## [Task requirements]
Please output the records below in full, exactly as given, but without the images.

## [Exercise input]
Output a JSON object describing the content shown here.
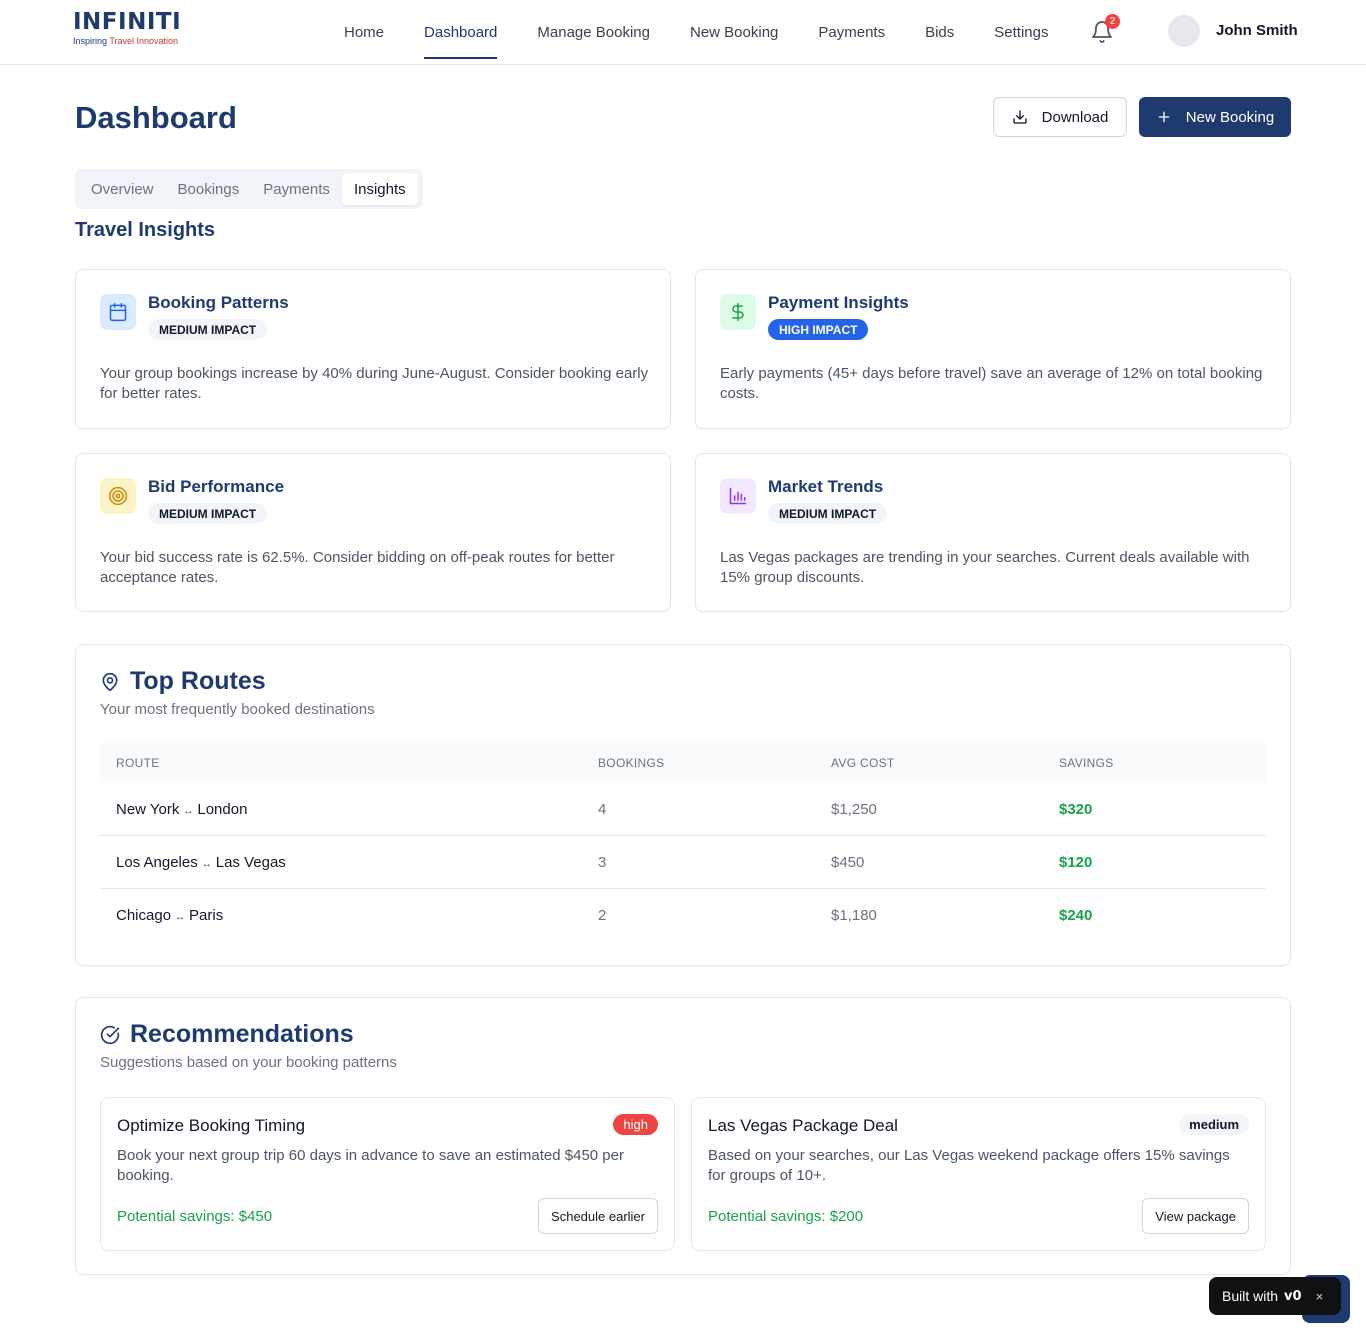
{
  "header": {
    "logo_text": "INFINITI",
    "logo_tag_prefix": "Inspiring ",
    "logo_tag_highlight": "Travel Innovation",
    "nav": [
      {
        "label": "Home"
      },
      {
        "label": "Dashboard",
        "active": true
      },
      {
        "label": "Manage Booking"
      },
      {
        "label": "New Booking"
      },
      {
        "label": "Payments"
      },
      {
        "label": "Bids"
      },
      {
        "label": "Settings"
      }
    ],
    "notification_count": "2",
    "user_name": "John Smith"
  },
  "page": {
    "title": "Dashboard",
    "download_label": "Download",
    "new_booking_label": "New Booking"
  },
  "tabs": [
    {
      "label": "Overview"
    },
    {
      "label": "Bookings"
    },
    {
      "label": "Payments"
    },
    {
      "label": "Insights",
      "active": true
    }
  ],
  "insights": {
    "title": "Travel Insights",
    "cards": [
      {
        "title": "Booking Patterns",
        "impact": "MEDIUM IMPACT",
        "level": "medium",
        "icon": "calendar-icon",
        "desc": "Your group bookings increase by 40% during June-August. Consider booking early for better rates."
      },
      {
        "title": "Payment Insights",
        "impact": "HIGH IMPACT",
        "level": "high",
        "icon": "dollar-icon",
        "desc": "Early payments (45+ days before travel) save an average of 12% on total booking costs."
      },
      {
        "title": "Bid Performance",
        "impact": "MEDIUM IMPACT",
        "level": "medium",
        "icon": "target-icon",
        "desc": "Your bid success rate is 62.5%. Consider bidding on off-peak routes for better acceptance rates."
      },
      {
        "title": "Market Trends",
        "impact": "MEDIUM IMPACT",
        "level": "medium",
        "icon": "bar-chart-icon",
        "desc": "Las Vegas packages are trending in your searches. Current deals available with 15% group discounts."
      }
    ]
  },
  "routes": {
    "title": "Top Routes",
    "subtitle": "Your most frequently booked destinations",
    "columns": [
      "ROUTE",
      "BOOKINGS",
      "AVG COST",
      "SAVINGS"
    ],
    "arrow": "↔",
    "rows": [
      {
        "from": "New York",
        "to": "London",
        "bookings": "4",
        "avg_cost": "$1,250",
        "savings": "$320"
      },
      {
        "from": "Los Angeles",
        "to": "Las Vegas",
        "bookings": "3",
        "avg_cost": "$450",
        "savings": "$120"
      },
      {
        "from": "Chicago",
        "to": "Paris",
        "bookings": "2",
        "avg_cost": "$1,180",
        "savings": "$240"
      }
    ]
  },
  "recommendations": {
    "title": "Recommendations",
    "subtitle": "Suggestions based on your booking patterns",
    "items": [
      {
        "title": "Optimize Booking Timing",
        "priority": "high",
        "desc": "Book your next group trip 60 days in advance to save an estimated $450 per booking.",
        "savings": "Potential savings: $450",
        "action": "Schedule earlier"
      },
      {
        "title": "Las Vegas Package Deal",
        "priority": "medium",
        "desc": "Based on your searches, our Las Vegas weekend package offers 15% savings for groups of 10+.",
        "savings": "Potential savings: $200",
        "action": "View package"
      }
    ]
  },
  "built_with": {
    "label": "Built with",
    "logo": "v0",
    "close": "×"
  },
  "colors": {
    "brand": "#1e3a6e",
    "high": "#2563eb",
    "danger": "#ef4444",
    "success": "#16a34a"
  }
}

## [Result below]
Output a JSON object describing the content shown here.
{
  "header": {
    "logo_text": "INFINITI",
    "logo_tag_prefix": "Inspiring ",
    "logo_tag_highlight": "Travel Innovation",
    "nav": [
      {
        "label": "Home"
      },
      {
        "label": "Dashboard",
        "active": true
      },
      {
        "label": "Manage Booking"
      },
      {
        "label": "New Booking"
      },
      {
        "label": "Payments"
      },
      {
        "label": "Bids"
      },
      {
        "label": "Settings"
      }
    ],
    "notification_count": "2",
    "user_name": "John Smith"
  },
  "page": {
    "title": "Dashboard",
    "download_label": "Download",
    "new_booking_label": "New Booking"
  },
  "tabs": [
    {
      "label": "Overview"
    },
    {
      "label": "Bookings"
    },
    {
      "label": "Payments"
    },
    {
      "label": "Insights",
      "active": true
    }
  ],
  "insights": {
    "title": "Travel Insights",
    "cards": [
      {
        "title": "Booking Patterns",
        "impact": "MEDIUM IMPACT",
        "level": "medium",
        "icon": "calendar-icon",
        "desc": "Your group bookings increase by 40% during June-August. Consider booking early for better rates."
      },
      {
        "title": "Payment Insights",
        "impact": "HIGH IMPACT",
        "level": "high",
        "icon": "dollar-icon",
        "desc": "Early payments (45+ days before travel) save an average of 12% on total booking costs."
      },
      {
        "title": "Bid Performance",
        "impact": "MEDIUM IMPACT",
        "level": "medium",
        "icon": "target-icon",
        "desc": "Your bid success rate is 62.5%. Consider bidding on off-peak routes for better acceptance rates."
      },
      {
        "title": "Market Trends",
        "impact": "MEDIUM IMPACT",
        "level": "medium",
        "icon": "bar-chart-icon",
        "desc": "Las Vegas packages are trending in your searches. Current deals available with 15% group discounts."
      }
    ]
  },
  "routes": {
    "title": "Top Routes",
    "subtitle": "Your most frequently booked destinations",
    "columns": [
      "ROUTE",
      "BOOKINGS",
      "AVG COST",
      "SAVINGS"
    ],
    "arrow": "↔",
    "rows": [
      {
        "from": "New York",
        "to": "London",
        "bookings": "4",
        "avg_cost": "$1,250",
        "savings": "$320"
      },
      {
        "from": "Los Angeles",
        "to": "Las Vegas",
        "bookings": "3",
        "avg_cost": "$450",
        "savings": "$120"
      },
      {
        "from": "Chicago",
        "to": "Paris",
        "bookings": "2",
        "avg_cost": "$1,180",
        "savings": "$240"
      }
    ]
  },
  "recommendations": {
    "title": "Recommendations",
    "subtitle": "Suggestions based on your booking patterns",
    "items": [
      {
        "title": "Optimize Booking Timing",
        "priority": "high",
        "desc": "Book your next group trip 60 days in advance to save an estimated $450 per booking.",
        "savings": "Potential savings: $450",
        "action": "Schedule earlier"
      },
      {
        "title": "Las Vegas Package Deal",
        "priority": "medium",
        "desc": "Based on your searches, our Las Vegas weekend package offers 15% savings for groups of 10+.",
        "savings": "Potential savings: $200",
        "action": "View package"
      }
    ]
  },
  "built_with": {
    "label": "Built with",
    "logo": "v0",
    "close": "×"
  },
  "colors": {
    "brand": "#1e3a6e",
    "high": "#2563eb",
    "danger": "#ef4444",
    "success": "#16a34a"
  }
}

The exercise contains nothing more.